WHAT IS NEEDED: Identify the lines that include the word "handle", then copy all of them.

A run of records:
+++

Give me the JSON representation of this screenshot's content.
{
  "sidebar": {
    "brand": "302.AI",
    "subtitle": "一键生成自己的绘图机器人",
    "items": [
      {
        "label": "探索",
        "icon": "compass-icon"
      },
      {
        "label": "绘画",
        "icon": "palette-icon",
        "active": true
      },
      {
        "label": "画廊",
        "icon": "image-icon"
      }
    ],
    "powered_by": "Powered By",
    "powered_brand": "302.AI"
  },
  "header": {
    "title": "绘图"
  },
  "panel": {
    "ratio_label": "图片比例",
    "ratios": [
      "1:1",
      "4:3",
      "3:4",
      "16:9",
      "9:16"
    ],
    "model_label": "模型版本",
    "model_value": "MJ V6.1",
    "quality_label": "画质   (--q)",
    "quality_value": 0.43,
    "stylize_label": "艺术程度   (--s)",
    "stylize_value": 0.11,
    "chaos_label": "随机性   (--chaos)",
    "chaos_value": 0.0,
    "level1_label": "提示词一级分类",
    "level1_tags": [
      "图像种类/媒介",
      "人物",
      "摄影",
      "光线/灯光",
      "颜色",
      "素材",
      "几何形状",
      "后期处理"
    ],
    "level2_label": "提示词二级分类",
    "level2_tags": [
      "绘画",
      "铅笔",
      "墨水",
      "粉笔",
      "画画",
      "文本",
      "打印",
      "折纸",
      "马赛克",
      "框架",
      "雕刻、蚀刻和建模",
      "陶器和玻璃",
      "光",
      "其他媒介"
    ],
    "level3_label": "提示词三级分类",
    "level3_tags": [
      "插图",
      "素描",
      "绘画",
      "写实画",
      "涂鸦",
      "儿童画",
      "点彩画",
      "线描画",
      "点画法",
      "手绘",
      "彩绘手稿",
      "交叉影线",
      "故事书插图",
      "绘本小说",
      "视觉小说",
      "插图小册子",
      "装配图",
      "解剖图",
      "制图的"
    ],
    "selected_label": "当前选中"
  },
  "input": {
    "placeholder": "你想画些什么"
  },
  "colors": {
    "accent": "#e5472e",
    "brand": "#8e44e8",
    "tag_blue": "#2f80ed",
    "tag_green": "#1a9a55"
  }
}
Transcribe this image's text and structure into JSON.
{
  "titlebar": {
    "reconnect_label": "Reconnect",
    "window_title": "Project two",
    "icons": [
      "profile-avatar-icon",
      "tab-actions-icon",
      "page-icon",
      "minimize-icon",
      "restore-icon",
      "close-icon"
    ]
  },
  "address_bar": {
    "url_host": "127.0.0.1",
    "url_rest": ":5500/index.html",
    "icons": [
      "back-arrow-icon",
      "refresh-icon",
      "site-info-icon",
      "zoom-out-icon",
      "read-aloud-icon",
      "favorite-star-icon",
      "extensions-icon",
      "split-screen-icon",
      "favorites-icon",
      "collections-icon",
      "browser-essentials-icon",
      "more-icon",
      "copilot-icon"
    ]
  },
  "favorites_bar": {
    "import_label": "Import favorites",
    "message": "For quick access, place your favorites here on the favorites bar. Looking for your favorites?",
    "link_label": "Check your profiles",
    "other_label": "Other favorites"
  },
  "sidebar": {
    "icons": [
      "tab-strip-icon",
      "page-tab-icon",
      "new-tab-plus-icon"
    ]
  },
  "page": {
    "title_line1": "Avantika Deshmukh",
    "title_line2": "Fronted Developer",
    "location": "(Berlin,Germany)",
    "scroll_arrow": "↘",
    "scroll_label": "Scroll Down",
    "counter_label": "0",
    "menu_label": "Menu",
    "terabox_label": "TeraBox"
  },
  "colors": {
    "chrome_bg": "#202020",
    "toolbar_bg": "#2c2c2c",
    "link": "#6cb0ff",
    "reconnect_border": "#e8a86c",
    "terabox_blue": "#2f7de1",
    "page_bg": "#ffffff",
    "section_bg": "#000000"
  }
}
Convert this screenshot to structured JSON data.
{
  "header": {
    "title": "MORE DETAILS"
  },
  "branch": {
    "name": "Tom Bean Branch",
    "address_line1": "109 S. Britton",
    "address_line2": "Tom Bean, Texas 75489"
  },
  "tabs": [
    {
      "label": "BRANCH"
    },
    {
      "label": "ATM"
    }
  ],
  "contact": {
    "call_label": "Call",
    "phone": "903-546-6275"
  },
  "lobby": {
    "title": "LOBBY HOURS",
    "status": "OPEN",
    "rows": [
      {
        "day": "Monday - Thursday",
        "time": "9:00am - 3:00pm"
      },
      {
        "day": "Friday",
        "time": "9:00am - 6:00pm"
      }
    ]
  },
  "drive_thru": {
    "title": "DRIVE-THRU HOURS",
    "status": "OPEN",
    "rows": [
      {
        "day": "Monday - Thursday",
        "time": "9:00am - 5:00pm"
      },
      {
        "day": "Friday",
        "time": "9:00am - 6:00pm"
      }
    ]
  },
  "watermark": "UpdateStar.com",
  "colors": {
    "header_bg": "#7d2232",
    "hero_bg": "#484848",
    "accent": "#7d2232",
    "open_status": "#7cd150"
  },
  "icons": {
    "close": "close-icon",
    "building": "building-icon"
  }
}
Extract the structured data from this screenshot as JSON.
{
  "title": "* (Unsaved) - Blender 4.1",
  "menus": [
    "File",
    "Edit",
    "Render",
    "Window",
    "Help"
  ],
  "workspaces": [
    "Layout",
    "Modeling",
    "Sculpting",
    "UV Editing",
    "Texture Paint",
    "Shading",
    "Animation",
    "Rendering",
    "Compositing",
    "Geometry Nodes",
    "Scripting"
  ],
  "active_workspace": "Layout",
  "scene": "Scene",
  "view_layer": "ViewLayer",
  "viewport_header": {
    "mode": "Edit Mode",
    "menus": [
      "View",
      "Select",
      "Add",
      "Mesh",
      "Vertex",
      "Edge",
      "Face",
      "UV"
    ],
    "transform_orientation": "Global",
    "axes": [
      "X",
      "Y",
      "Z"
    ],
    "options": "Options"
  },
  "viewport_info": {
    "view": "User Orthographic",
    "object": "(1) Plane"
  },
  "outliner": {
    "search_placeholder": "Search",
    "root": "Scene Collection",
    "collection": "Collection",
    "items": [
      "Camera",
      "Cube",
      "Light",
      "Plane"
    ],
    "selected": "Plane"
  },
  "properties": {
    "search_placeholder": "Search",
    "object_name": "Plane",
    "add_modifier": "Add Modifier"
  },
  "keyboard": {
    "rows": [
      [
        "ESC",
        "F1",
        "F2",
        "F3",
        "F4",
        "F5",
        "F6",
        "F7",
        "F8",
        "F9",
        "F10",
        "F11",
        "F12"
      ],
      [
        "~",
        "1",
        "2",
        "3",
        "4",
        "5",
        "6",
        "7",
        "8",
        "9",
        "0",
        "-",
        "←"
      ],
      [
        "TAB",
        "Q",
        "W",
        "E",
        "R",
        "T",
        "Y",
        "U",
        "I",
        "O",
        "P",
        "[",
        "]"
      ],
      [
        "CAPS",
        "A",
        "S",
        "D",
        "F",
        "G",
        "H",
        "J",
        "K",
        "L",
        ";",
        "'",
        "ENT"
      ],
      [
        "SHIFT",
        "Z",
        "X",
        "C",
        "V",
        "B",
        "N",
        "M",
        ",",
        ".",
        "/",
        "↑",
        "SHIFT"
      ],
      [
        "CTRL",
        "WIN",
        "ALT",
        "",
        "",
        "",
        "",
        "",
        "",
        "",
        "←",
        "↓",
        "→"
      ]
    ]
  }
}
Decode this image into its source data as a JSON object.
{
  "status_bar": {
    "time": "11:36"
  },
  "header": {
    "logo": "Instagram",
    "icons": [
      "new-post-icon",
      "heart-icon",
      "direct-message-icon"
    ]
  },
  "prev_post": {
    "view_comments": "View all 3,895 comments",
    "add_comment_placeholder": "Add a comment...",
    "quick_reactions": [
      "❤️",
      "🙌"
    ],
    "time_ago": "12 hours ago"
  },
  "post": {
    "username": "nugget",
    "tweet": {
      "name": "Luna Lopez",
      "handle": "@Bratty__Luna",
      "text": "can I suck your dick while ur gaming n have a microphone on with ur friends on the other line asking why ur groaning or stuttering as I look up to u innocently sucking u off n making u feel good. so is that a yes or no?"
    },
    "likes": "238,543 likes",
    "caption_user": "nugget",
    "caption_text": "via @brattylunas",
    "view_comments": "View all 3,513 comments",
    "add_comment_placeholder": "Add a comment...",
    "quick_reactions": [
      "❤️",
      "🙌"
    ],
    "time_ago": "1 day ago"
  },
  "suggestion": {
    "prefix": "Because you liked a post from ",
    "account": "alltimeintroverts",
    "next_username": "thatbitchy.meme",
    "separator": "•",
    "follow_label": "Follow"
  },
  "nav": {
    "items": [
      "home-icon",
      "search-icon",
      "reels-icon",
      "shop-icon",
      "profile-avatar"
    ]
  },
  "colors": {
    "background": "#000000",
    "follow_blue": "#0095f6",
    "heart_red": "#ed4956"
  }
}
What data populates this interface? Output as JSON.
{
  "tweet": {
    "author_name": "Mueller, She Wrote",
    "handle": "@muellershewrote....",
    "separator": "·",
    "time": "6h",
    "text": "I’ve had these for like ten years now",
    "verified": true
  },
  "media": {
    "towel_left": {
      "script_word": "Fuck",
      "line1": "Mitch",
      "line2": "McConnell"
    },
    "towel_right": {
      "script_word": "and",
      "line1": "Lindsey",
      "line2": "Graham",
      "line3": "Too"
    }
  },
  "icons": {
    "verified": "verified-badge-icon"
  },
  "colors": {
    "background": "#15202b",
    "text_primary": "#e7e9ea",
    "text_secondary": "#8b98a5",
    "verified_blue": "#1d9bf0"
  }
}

+++

EXERCISE ANSWER:
      "handle": "@Bratty__Luna",
    "handle": "@muellershewrote....",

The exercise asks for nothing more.